DATA -

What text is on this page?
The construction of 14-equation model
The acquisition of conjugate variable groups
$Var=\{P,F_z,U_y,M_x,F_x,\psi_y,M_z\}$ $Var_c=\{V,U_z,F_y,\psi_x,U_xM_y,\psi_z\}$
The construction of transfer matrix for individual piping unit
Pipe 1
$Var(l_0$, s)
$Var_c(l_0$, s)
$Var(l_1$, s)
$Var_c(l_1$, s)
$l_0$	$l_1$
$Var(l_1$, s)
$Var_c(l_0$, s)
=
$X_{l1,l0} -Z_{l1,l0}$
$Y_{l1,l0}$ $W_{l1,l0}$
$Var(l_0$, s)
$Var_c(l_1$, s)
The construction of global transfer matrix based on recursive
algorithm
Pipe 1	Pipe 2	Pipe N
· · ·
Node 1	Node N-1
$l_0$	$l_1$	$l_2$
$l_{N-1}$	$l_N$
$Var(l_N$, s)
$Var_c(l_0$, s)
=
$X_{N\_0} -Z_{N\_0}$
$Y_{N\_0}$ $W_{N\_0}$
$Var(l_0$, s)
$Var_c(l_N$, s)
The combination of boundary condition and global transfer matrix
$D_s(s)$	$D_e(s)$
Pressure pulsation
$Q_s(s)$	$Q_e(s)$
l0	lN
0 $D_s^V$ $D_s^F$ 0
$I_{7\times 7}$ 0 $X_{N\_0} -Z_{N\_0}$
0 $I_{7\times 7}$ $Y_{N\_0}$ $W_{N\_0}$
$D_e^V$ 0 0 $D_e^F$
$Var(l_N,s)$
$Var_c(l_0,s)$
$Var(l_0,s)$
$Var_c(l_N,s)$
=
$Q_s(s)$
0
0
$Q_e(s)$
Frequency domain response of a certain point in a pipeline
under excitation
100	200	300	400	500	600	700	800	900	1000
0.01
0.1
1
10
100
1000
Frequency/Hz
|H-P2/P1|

WORK TO DO - Every line of the data above should be copied exactly.

EXERCISE SOLUTION -
What text is on this page?
The construction of 14-equation model
The acquisition of conjugate variable groups
$Var=\{P,F_z,U_y,M_x,F_x,\psi_y,M_z\}$ $Var_c=\{V,U_z,F_y,\psi_x,U_xM_y,\psi_z\}$
The construction of transfer matrix for individual piping unit
Pipe 1
$Var(l_0$, s)
$Var_c(l_0$, s)
$Var(l_1$, s)
$Var_c(l_1$, s)
$l_0$	$l_1$
$Var(l_1$, s)
$Var_c(l_0$, s)
=
$X_{l1,l0} -Z_{l1,l0}$
$Y_{l1,l0}$ $W_{l1,l0}$
$Var(l_0$, s)
$Var_c(l_1$, s)
The construction of global transfer matrix based on recursive
algorithm
Pipe 1	Pipe 2	Pipe N
· · ·
Node 1	Node N-1
$l_0$	$l_1$	$l_2$
$l_{N-1}$	$l_N$
$Var(l_N$, s)
$Var_c(l_0$, s)
=
$X_{N\_0} -Z_{N\_0}$
$Y_{N\_0}$ $W_{N\_0}$
$Var(l_0$, s)
$Var_c(l_N$, s)
The combination of boundary condition and global transfer matrix
$D_s(s)$	$D_e(s)$
Pressure pulsation
$Q_s(s)$	$Q_e(s)$
l0	lN
0 $D_s^V$ $D_s^F$ 0
$I_{7\times 7}$ 0 $X_{N\_0} -Z_{N\_0}$
0 $I_{7\times 7}$ $Y_{N\_0}$ $W_{N\_0}$
$D_e^V$ 0 0 $D_e^F$
$Var(l_N,s)$
$Var_c(l_0,s)$
$Var(l_0,s)$
$Var_c(l_N,s)$
=
$Q_s(s)$
0
0
$Q_e(s)$
Frequency domain response of a certain point in a pipeline
under excitation
100	200	300	400	500	600	700	800	900	1000
0.01
0.1
1
10
100
1000
Frequency/Hz
|H-P2/P1|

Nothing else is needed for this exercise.